------ ИСХОДНЫЙ ТЕКСТ
Однако к этому времени в развитых странах, где грамотность и образованность населения качественно возросли, научно-популярная литература как самостоятельный жанр возникла, а утилитарная ценность инженерных умений давно стала очевидной, функция научной фантастики оказалась практически исчерпанной. В семидесятых годах эта же участь постигла научную фантастику и в СССР, и перед нею появилась та же развилка, что и перед западной НФ в двадцатые годы.
С одной стороны, возникла фантастика как остросюжетный жанр со своей системой условностей, столь же специфической, сколь система условностей детектива — только в детективе непременным атрибутом служат убийства и погони, а в фантастике — звездолеты и гуманоиды. Причем для вящей интересности такой детектив и такая фантастика охотно заимствуют средства из арсенала соседа: детектив отнюдь не чурается естественнонаучных чудес (уже у Конан Дойля предпосылкой к преступлению служат то подлодка новой конструкции, то загадочное дурманящее зелье, вывезенное из дальних джунглей, то неизвестная науке бацилла), а научная фантастика просто лопается от трупов невинно и винно убиенных, бластерной пальбы из-за угла и иностранных, а иногда и инопланетных, злокозненных происков, и даже лучшие ее образцы строятся как вполне детективная расшифровка природных диковин, в процессе которой покойникам и калекам несть числа (например, «Непобедимый» Лема). И функционально такая фантастика, как правило, аналогична детективу, давая вполне культурное развлечение подросткам и вполне мирный отдых взрослым. И детектив, и НФ в пиковых своих проявлениях вполне могут спровоцировать у читателя серьезные размышления о, как сказал бы ослик Иа-Иа, Серьезных Вещах. И все-таки есть предел, перешагнуть который произведения этих жанров не могут; специфика правил игры, груз неизбежной системы условностей не дают им сосредоточиться всерьез на вечных проблемах — а если правила игры отодвинуты на второй план, чтобы проверить, чем человек умеет отвечать жизни, помимо выстрела или дифференциального уравнения, произведение просто не вписывается в жанр. Никому не придет в голову отнести «Гамлета» к детективу или к фантастике — хотя и загадочное убийство есть, и сгусток некробиотической информации — призрак — бродит.
------------
------ ЗАПИСИ
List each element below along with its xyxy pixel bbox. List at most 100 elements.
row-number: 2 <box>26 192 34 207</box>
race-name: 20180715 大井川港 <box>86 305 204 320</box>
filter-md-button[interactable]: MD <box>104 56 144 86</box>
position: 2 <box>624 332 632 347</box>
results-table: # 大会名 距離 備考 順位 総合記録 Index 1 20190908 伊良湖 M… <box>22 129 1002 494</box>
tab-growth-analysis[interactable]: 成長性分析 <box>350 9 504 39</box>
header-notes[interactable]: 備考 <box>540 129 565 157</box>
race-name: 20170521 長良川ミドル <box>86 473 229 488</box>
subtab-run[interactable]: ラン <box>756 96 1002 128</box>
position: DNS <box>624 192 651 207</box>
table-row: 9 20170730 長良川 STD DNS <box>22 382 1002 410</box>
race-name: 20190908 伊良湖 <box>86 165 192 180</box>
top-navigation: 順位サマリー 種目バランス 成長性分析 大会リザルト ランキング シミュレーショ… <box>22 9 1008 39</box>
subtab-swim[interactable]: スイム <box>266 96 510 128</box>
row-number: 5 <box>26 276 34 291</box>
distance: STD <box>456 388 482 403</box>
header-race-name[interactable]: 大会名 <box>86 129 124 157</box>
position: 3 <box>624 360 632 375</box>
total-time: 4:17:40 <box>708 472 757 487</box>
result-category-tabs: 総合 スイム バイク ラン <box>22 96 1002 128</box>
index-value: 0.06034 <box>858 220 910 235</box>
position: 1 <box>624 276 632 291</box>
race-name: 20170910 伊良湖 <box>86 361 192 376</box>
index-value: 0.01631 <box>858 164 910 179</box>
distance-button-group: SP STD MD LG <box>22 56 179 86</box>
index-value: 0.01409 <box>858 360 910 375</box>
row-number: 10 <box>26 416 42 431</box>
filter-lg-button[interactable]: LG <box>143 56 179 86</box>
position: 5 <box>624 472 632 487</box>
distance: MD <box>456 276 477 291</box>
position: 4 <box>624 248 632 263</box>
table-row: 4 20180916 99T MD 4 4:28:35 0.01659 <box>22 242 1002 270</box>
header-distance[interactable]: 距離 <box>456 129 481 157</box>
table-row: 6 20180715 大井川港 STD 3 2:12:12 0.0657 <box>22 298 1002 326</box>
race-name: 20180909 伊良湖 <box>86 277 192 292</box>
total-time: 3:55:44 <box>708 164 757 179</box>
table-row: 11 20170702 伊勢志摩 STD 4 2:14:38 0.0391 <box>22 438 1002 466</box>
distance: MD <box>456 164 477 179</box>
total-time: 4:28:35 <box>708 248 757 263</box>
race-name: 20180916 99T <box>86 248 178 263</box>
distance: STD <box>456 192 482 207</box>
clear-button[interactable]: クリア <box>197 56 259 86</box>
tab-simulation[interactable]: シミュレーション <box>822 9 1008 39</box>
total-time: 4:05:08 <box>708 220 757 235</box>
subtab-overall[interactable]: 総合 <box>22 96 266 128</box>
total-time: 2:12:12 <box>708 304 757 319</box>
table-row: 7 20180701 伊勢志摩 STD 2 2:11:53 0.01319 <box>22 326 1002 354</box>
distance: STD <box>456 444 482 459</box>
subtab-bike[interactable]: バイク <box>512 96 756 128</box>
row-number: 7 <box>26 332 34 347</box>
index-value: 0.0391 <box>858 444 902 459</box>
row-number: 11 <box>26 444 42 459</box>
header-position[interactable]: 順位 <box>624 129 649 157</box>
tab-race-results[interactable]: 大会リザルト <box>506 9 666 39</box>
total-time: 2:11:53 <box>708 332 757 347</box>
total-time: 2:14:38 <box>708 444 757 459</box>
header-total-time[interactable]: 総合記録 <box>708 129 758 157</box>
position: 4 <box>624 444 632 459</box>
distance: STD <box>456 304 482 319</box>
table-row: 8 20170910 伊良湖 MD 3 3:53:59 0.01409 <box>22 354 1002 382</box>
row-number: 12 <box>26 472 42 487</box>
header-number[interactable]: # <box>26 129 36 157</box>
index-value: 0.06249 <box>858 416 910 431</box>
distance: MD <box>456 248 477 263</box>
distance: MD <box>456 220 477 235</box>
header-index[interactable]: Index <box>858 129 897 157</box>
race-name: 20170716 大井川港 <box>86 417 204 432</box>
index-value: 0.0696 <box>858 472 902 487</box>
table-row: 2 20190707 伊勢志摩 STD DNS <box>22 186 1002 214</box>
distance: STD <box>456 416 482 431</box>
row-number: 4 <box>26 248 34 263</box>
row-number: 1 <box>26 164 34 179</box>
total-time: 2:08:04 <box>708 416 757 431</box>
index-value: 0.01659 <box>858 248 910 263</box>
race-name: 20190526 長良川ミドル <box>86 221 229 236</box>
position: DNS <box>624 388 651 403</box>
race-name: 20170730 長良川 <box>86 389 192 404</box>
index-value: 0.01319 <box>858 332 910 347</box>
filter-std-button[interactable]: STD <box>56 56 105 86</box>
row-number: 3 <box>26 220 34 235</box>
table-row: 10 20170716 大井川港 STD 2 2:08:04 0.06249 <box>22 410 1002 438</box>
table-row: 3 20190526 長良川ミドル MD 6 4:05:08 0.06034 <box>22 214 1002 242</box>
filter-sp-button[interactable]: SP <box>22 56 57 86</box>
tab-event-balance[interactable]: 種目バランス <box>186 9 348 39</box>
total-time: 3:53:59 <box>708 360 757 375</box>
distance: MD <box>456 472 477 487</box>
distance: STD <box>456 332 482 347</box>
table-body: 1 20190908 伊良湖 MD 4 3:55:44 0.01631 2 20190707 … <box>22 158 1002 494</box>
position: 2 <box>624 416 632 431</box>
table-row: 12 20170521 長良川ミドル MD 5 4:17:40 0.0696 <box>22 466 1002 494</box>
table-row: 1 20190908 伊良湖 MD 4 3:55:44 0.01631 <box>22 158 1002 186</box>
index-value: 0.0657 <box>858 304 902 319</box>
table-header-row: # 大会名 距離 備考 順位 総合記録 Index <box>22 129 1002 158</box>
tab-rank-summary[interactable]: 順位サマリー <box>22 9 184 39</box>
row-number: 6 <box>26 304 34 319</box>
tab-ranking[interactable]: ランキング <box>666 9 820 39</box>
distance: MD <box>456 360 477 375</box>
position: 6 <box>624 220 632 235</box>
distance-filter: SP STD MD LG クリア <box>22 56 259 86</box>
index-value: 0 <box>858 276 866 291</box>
------------
● ЗАДАНИЯ ДЛЯ ВЫПОЛНЕНИЯ
[A] Перепишите без изменений фрагмент текста о научной фантастике между словами «Однако к этому» и «в двадцатые годы.» включительно.
[B] Какое произведение текст о научной фантастике приводит в пример лучших её образцов, построенных как детективная расшифровка природных диковин?
[C] Продолжите текст о научной фантастике, начав сразу после его последнего предложения.
Записи никак не связаны с исходным текстом.

● ОТВЕТЫ ПО НОМЕРАМ
[A]
Однако к этому времени в развитых странах, где грамотность и образованность населения качественно возросли, научно-популярная литература как самостоятельный жанр возникла, а утилитарная ценность инженерных умений давно стала очевидной, функция научной фантастики оказалась практически исчерпанной. В семидесятых годах эта же участь постигла научную фантастику и в СССР, и перед нею появилась та же развилка, что и перед западной НФ в двадцатые годы.

[B] «Непобедимый» Лема.

[C]
С другой стороны, благодаря этой чуть больше века длившейся мутации развилась фантастика как прием, как волшебная палочка запредельной метафоры, дающей писателю-реалисту колоссальные, почти Христовы, возможности творить чудеса. Только надо быть почти Христом, чтобы с такими возможностями совладать. И не случайно, в отличие от крупнейших писателей предшествующих эпох, большинство крупных писателей XX века с большей или меньшей регулярностью этим приемом пользовались: от Борхеса и Маркеса до Лема с его овеществленным человеческим подсознанием в «Солярисе» и Стругацких с их материализованной стохастичностью технического прогресса и его принципиальной оторванностью от прогресса нравственного в «Пикнике…». Тут счет идет уже не на трупы и не на парсеки.
Характерно, однако, вот что. Произведения, где фантастика есть только прием, вываливаясь из жанрового ящичка фантастики, тем не менее без данного фантастического допущения существовать не могут. Это серьезнейший парадокс фантастического реализма, несколько отграничивающий его от обычной прозы и зачастую обусловливающий специфическую реакцию читателей, пусть и вполне искушенных, но не сумевших либо разглядеть в невероятном метафору и понявших ее буквально, либо воспринять метафору как элемент текста, равноправный с элементами, имеющими прямые материальные эквиваленты типа «поцелуй», «сортир», «президентский указ». Поэтому по поводу одного и того же произведения от двух людей можно услышать: «Ну, это же фантастика, это не всерьез!» и «Это же серьезная вещь, зачем здесь фантастика!»